What you will do:
Transcribe the material verbatim in full; the pictures do not belong in the copy.

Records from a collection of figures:
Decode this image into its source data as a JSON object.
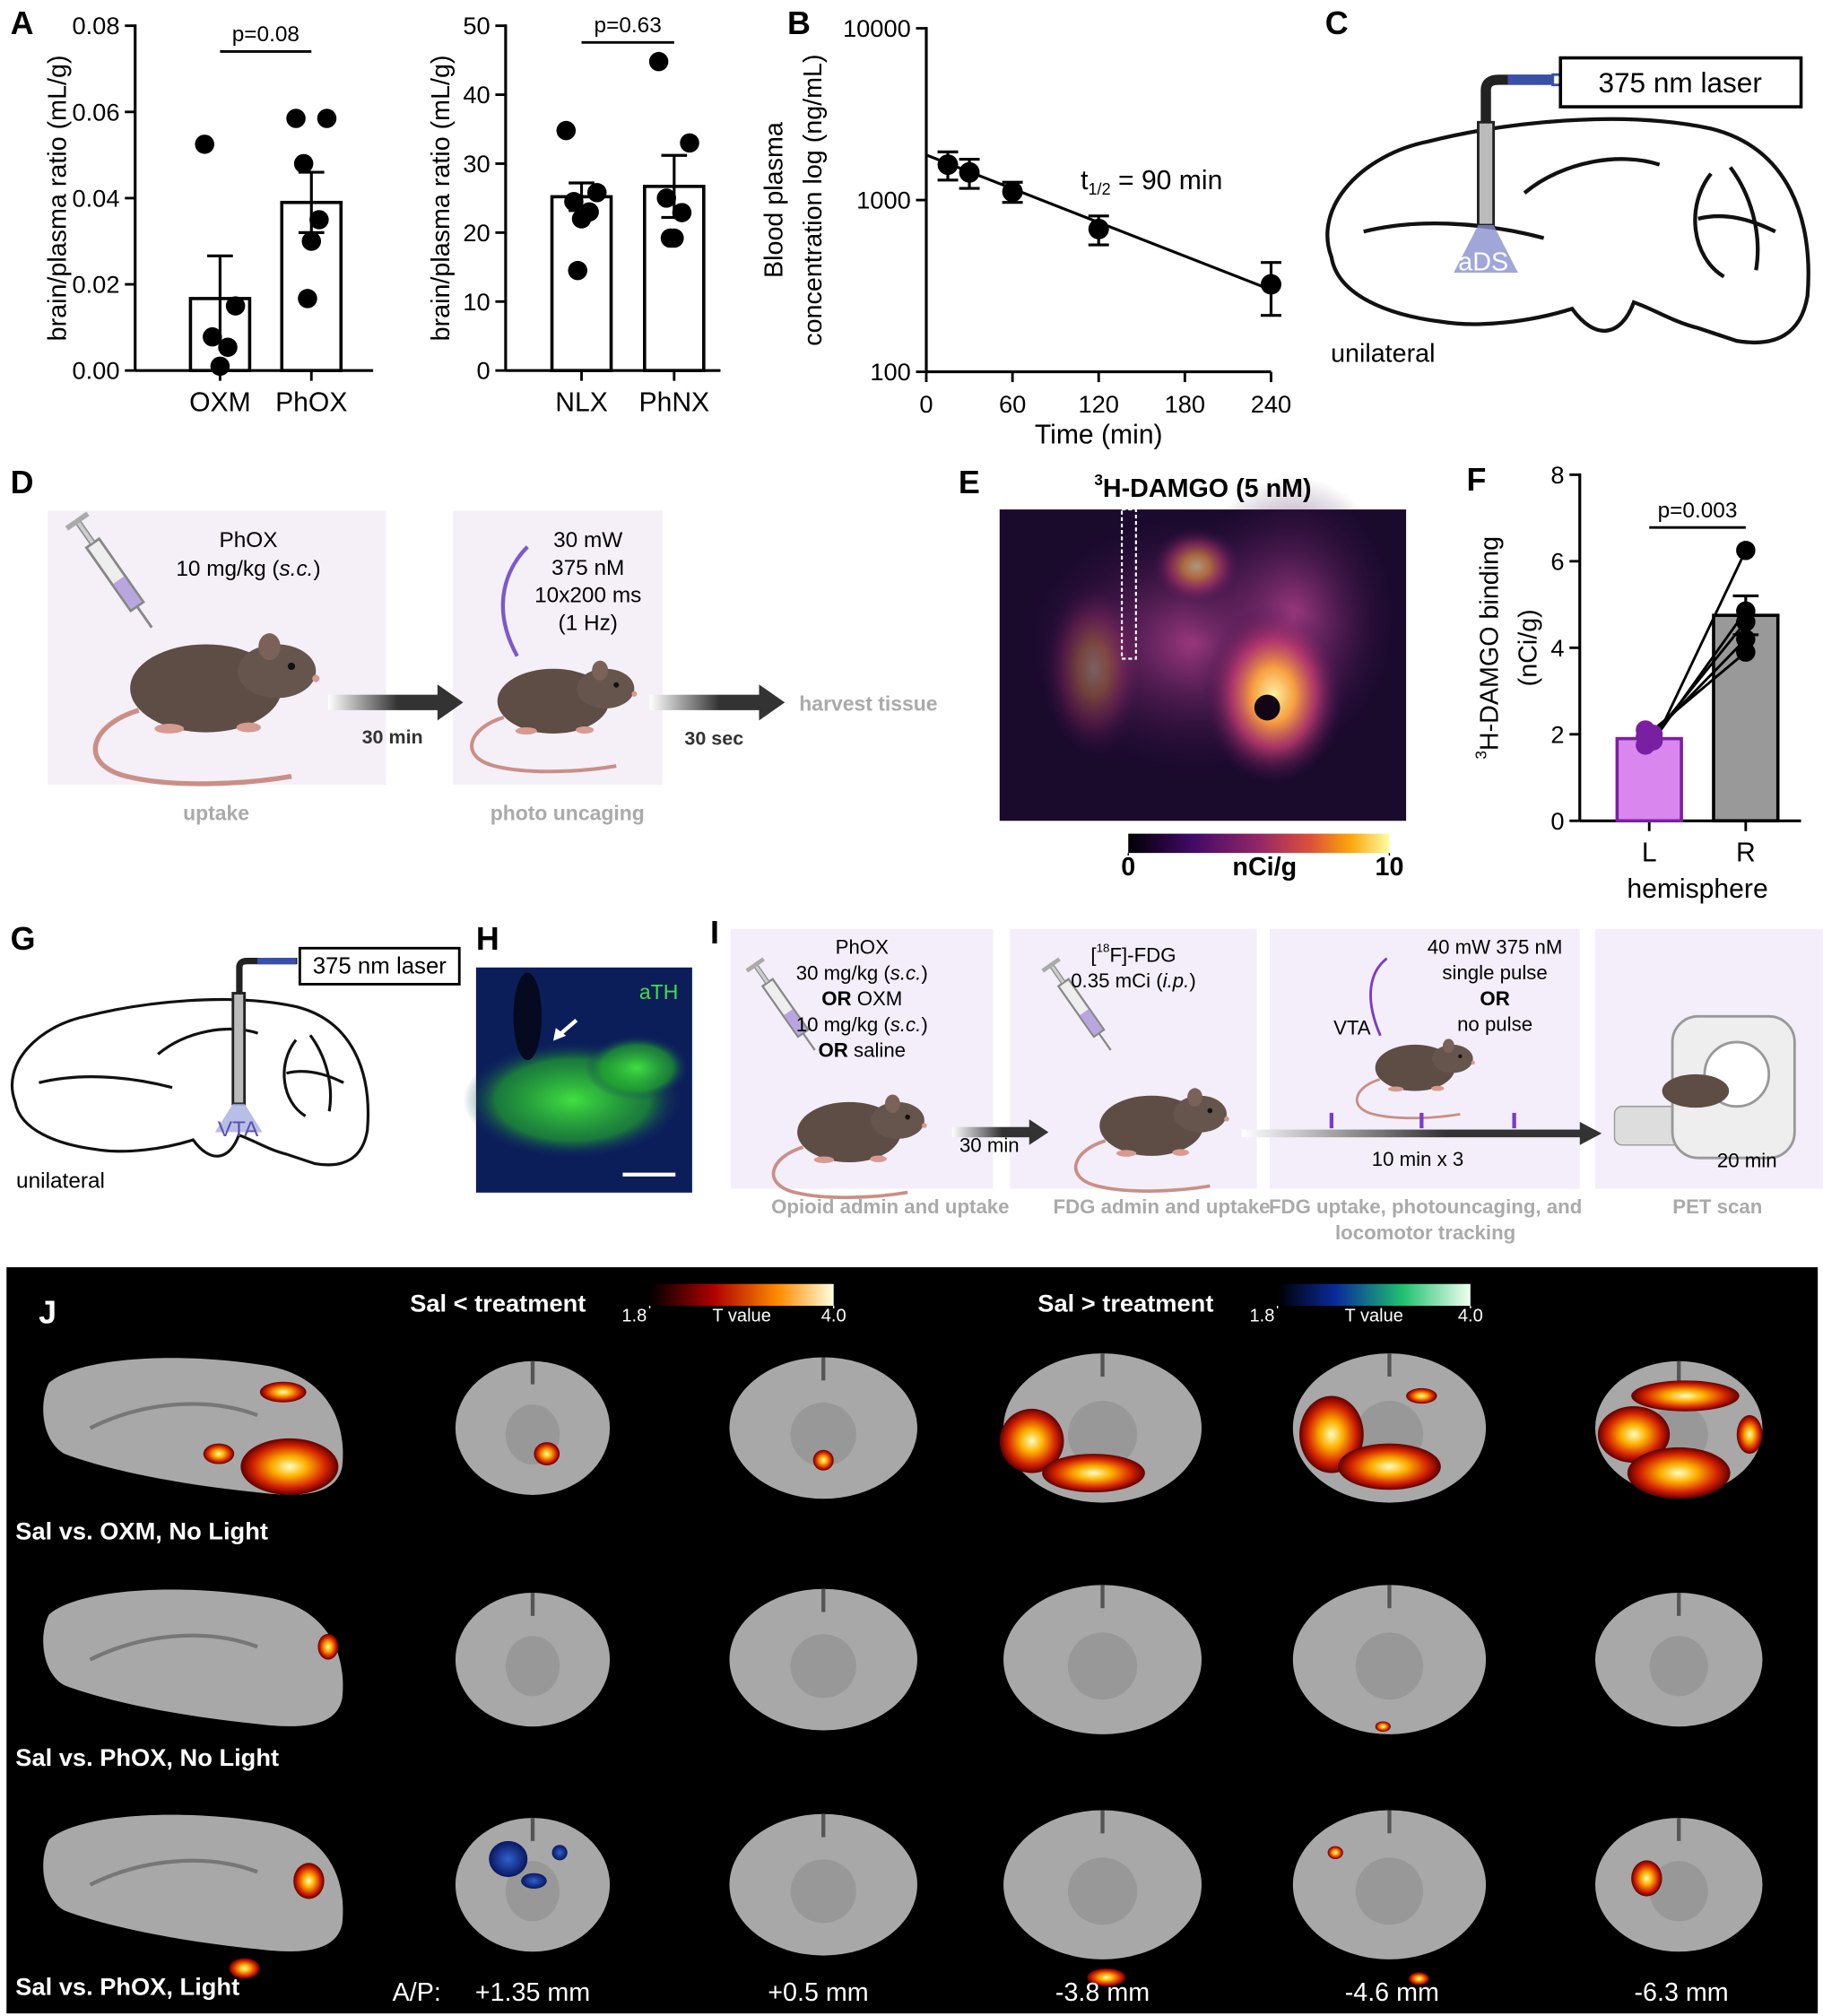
{
  "figure": {
    "panel_labels": [
      "A",
      "B",
      "C",
      "D",
      "E",
      "F",
      "G",
      "H",
      "I",
      "J"
    ]
  },
  "panel_c": {
    "laser": "375 nm laser",
    "region": "aDS",
    "side": "unilateral"
  },
  "panel_d": {
    "dose": [
      "PhOX",
      [
        "10 mg/kg (",
        {
          "text": "s.c.",
          "style": "italic"
        },
        ")"
      ]
    ],
    "light": [
      "30 mW",
      "375 nM",
      "10x200 ms",
      "(1 Hz)"
    ],
    "delay1": "30 min",
    "delay2": "30 sec",
    "end": "harvest tissue",
    "steps": [
      "uptake",
      "photo uncaging"
    ]
  },
  "panel_e": {
    "title": [
      {
        "text": "3",
        "style": "sup"
      },
      "H-DAMGO (5 nM)"
    ],
    "colorbar": {
      "ticks": [
        0,
        10
      ],
      "label": "nCi/g"
    }
  },
  "panel_g": {
    "laser": "375 nm laser",
    "region": "VTA",
    "side": "unilateral"
  },
  "panel_h": {
    "stain": "aTH"
  },
  "panel_i": {
    "steps": [
      {
        "lines": [
          "PhOX",
          [
            "30 mg/kg (",
            {
              "text": "s.c.",
              "style": "italic"
            },
            ")"
          ],
          [
            {
              "text": "OR",
              "style": "bold"
            },
            " OXM"
          ],
          [
            "10 mg/kg (",
            {
              "text": "s.c.",
              "style": "italic"
            },
            ")"
          ],
          [
            {
              "text": "OR",
              "style": "bold"
            },
            " saline"
          ]
        ],
        "caption": [
          "Opioid admin and uptake"
        ]
      },
      {
        "lines": [
          [
            "[",
            {
              "text": "18",
              "style": "sup"
            },
            "F]-FDG"
          ],
          [
            "0.35 mCi (",
            {
              "text": "i.p.",
              "style": "italic"
            },
            ")"
          ]
        ],
        "caption": [
          "FDG admin and uptake"
        ]
      },
      {
        "lines": [
          "40 mW 375 nM",
          "single pulse",
          [
            {
              "text": "OR",
              "style": "bold"
            }
          ],
          "no pulse"
        ],
        "caption": [
          "FDG uptake, photouncaging, and",
          "locomotor tracking"
        ]
      },
      {
        "lines": [],
        "caption": [
          "PET scan"
        ]
      }
    ],
    "delay": "30 min",
    "region": "VTA",
    "interval": "10 min x 3",
    "scan": "20 min"
  },
  "panel_j": {
    "increase": {
      "title": "Sal < treatment",
      "colorbar": {
        "ticks": [
          1.8,
          {
            "value": 4,
            "label": "4.0"
          }
        ],
        "label": "T value"
      }
    },
    "decrease": {
      "title": "Sal > treatment",
      "colorbar": {
        "ticks": [
          1.8,
          {
            "value": 4,
            "label": "4.0"
          }
        ],
        "label": "T value"
      }
    },
    "rows": [
      "Sal vs. OXM, No Light",
      "Sal vs. PhOX, No Light",
      "Sal vs. PhOX, Light"
    ],
    "ap_label": "A/P:",
    "ap": [
      "+1.35 mm",
      "+0.5 mm",
      "-3.8 mm",
      "-4.6 mm",
      "-6.3 mm"
    ]
  },
  "chart_data": [
    {
      "type": "bar",
      "ylabel": "brain/plasma ratio (mL/g)",
      "categories": [
        "OXM",
        "PhOX"
      ],
      "values": [
        0.0167,
        0.039
      ],
      "errors": [
        0.0099,
        0.007
      ],
      "points": [
        [
          0.0525,
          0.015,
          0.0078,
          0.0054,
          0.001
        ],
        [
          0.0585,
          0.0585,
          0.048,
          0.035,
          0.03,
          0.0167
        ]
      ],
      "color": "#ffffff",
      "edge_color": "#000000",
      "point_color": "#000000",
      "ylim": [
        0,
        0.08
      ],
      "yticks": [
        {
          "value": 0,
          "label": "0.00"
        },
        0.02,
        0.04,
        0.06,
        0.08
      ],
      "annotation": "p=0.08"
    },
    {
      "type": "bar",
      "ylabel": "brain/plasma ratio (mL/g)",
      "categories": [
        "NLX",
        "PhNX"
      ],
      "values": [
        25.2,
        26.7
      ],
      "errors": [
        2.0,
        4.5
      ],
      "points": [
        [
          34.8,
          25.8,
          24.5,
          23.0,
          22.0,
          14.5
        ],
        [
          44.8,
          33.0,
          25.0,
          22.9,
          19.2,
          19.2
        ]
      ],
      "color": "#ffffff",
      "edge_color": "#000000",
      "point_color": "#000000",
      "ylim": [
        0,
        50
      ],
      "yticks": [
        0,
        10,
        20,
        30,
        40,
        50
      ],
      "annotation": "p=0.63"
    },
    {
      "type": "line",
      "ylabel": [
        "Blood plasma",
        "concentration log (ng/mL)"
      ],
      "xlabel": "Time (min)",
      "x": [
        15,
        30,
        60,
        120,
        240
      ],
      "values": [
        1607,
        1449,
        1119,
        678,
        323
      ],
      "errors": [
        300,
        280,
        150,
        130,
        110
      ],
      "fit": {
        "x": [
          0,
          240
        ],
        "values": [
          1830,
          300
        ]
      },
      "color": "#000000",
      "ylog": true,
      "xlim": [
        0,
        240
      ],
      "xticks": [
        0,
        60,
        120,
        180,
        240
      ],
      "ylim": [
        100,
        10000
      ],
      "yticks": [
        100,
        1000,
        10000
      ],
      "annotation": [
        "t",
        {
          "text": "1/2",
          "style": "sub"
        },
        " = 90 min"
      ]
    },
    {
      "type": "bar",
      "ylabel": [
        [
          {
            "text": "3",
            "style": "sup"
          },
          "H-DAMGO binding"
        ],
        "(nCi/g)"
      ],
      "xlabel": "hemisphere",
      "categories": [
        "L",
        "R"
      ],
      "values": [
        1.9,
        4.75
      ],
      "errors": [
        0.1,
        0.45
      ],
      "points": [
        [
          1.75,
          1.85,
          1.95,
          2.0,
          2.1
        ],
        [
          6.25,
          4.85,
          4.6,
          4.2,
          3.9
        ]
      ],
      "paired": true,
      "colors": [
        "#d986ee",
        "#999999"
      ],
      "edge_colors": [
        "#7b1fa2",
        "#000000"
      ],
      "point_colors": [
        "#7b1fa2",
        "#000000"
      ],
      "ylim": [
        0,
        8
      ],
      "yticks": [
        0,
        2,
        4,
        6,
        8
      ],
      "annotation": "p=0.003"
    }
  ]
}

Complete output:
Decode this image into its source data as a JSON object.
{
  "figure": {
    "panel_labels": [
      "A",
      "B",
      "C",
      "D",
      "E",
      "F",
      "G",
      "H",
      "I",
      "J"
    ]
  },
  "panel_c": {
    "laser": "375 nm laser",
    "region": "aDS",
    "side": "unilateral"
  },
  "panel_d": {
    "dose": [
      "PhOX",
      [
        "10 mg/kg (",
        {
          "text": "s.c.",
          "style": "italic"
        },
        ")"
      ]
    ],
    "light": [
      "30 mW",
      "375 nM",
      "10x200 ms",
      "(1 Hz)"
    ],
    "delay1": "30 min",
    "delay2": "30 sec",
    "end": "harvest tissue",
    "steps": [
      "uptake",
      "photo uncaging"
    ]
  },
  "panel_e": {
    "title": [
      {
        "text": "3",
        "style": "sup"
      },
      "H-DAMGO (5 nM)"
    ],
    "colorbar": {
      "ticks": [
        0,
        10
      ],
      "label": "nCi/g"
    }
  },
  "panel_g": {
    "laser": "375 nm laser",
    "region": "VTA",
    "side": "unilateral"
  },
  "panel_h": {
    "stain": "aTH"
  },
  "panel_i": {
    "steps": [
      {
        "lines": [
          "PhOX",
          [
            "30 mg/kg (",
            {
              "text": "s.c.",
              "style": "italic"
            },
            ")"
          ],
          [
            {
              "text": "OR",
              "style": "bold"
            },
            " OXM"
          ],
          [
            "10 mg/kg (",
            {
              "text": "s.c.",
              "style": "italic"
            },
            ")"
          ],
          [
            {
              "text": "OR",
              "style": "bold"
            },
            " saline"
          ]
        ],
        "caption": [
          "Opioid admin and uptake"
        ]
      },
      {
        "lines": [
          [
            "[",
            {
              "text": "18",
              "style": "sup"
            },
            "F]-FDG"
          ],
          [
            "0.35 mCi (",
            {
              "text": "i.p.",
              "style": "italic"
            },
            ")"
          ]
        ],
        "caption": [
          "FDG admin and uptake"
        ]
      },
      {
        "lines": [
          "40 mW 375 nM",
          "single pulse",
          [
            {
              "text": "OR",
              "style": "bold"
            }
          ],
          "no pulse"
        ],
        "caption": [
          "FDG uptake, photouncaging, and",
          "locomotor tracking"
        ]
      },
      {
        "lines": [],
        "caption": [
          "PET scan"
        ]
      }
    ],
    "delay": "30 min",
    "region": "VTA",
    "interval": "10 min x 3",
    "scan": "20 min"
  },
  "panel_j": {
    "increase": {
      "title": "Sal < treatment",
      "colorbar": {
        "ticks": [
          1.8,
          {
            "value": 4,
            "label": "4.0"
          }
        ],
        "label": "T value"
      }
    },
    "decrease": {
      "title": "Sal > treatment",
      "colorbar": {
        "ticks": [
          1.8,
          {
            "value": 4,
            "label": "4.0"
          }
        ],
        "label": "T value"
      }
    },
    "rows": [
      "Sal vs. OXM, No Light",
      "Sal vs. PhOX, No Light",
      "Sal vs. PhOX, Light"
    ],
    "ap_label": "A/P:",
    "ap": [
      "+1.35 mm",
      "+0.5 mm",
      "-3.8 mm",
      "-4.6 mm",
      "-6.3 mm"
    ]
  },
  "chart_data": [
    {
      "type": "bar",
      "ylabel": "brain/plasma ratio (mL/g)",
      "categories": [
        "OXM",
        "PhOX"
      ],
      "values": [
        0.0167,
        0.039
      ],
      "errors": [
        0.0099,
        0.007
      ],
      "points": [
        [
          0.0525,
          0.015,
          0.0078,
          0.0054,
          0.001
        ],
        [
          0.0585,
          0.0585,
          0.048,
          0.035,
          0.03,
          0.0167
        ]
      ],
      "color": "#ffffff",
      "edge_color": "#000000",
      "point_color": "#000000",
      "ylim": [
        0,
        0.08
      ],
      "yticks": [
        {
          "value": 0,
          "label": "0.00"
        },
        0.02,
        0.04,
        0.06,
        0.08
      ],
      "annotation": "p=0.08"
    },
    {
      "type": "bar",
      "ylabel": "brain/plasma ratio (mL/g)",
      "categories": [
        "NLX",
        "PhNX"
      ],
      "values": [
        25.2,
        26.7
      ],
      "errors": [
        2.0,
        4.5
      ],
      "points": [
        [
          34.8,
          25.8,
          24.5,
          23.0,
          22.0,
          14.5
        ],
        [
          44.8,
          33.0,
          25.0,
          22.9,
          19.2,
          19.2
        ]
      ],
      "color": "#ffffff",
      "edge_color": "#000000",
      "point_color": "#000000",
      "ylim": [
        0,
        50
      ],
      "yticks": [
        0,
        10,
        20,
        30,
        40,
        50
      ],
      "annotation": "p=0.63"
    },
    {
      "type": "line",
      "ylabel": [
        "Blood plasma",
        "concentration log (ng/mL)"
      ],
      "xlabel": "Time (min)",
      "x": [
        15,
        30,
        60,
        120,
        240
      ],
      "values": [
        1607,
        1449,
        1119,
        678,
        323
      ],
      "errors": [
        300,
        280,
        150,
        130,
        110
      ],
      "fit": {
        "x": [
          0,
          240
        ],
        "values": [
          1830,
          300
        ]
      },
      "color": "#000000",
      "ylog": true,
      "xlim": [
        0,
        240
      ],
      "xticks": [
        0,
        60,
        120,
        180,
        240
      ],
      "ylim": [
        100,
        10000
      ],
      "yticks": [
        100,
        1000,
        10000
      ],
      "annotation": [
        "t",
        {
          "text": "1/2",
          "style": "sub"
        },
        " = 90 min"
      ]
    },
    {
      "type": "bar",
      "ylabel": [
        [
          {
            "text": "3",
            "style": "sup"
          },
          "H-DAMGO binding"
        ],
        "(nCi/g)"
      ],
      "xlabel": "hemisphere",
      "categories": [
        "L",
        "R"
      ],
      "values": [
        1.9,
        4.75
      ],
      "errors": [
        0.1,
        0.45
      ],
      "points": [
        [
          1.75,
          1.85,
          1.95,
          2.0,
          2.1
        ],
        [
          6.25,
          4.85,
          4.6,
          4.2,
          3.9
        ]
      ],
      "paired": true,
      "colors": [
        "#d986ee",
        "#999999"
      ],
      "edge_colors": [
        "#7b1fa2",
        "#000000"
      ],
      "point_colors": [
        "#7b1fa2",
        "#000000"
      ],
      "ylim": [
        0,
        8
      ],
      "yticks": [
        0,
        2,
        4,
        6,
        8
      ],
      "annotation": "p=0.003"
    }
  ]
}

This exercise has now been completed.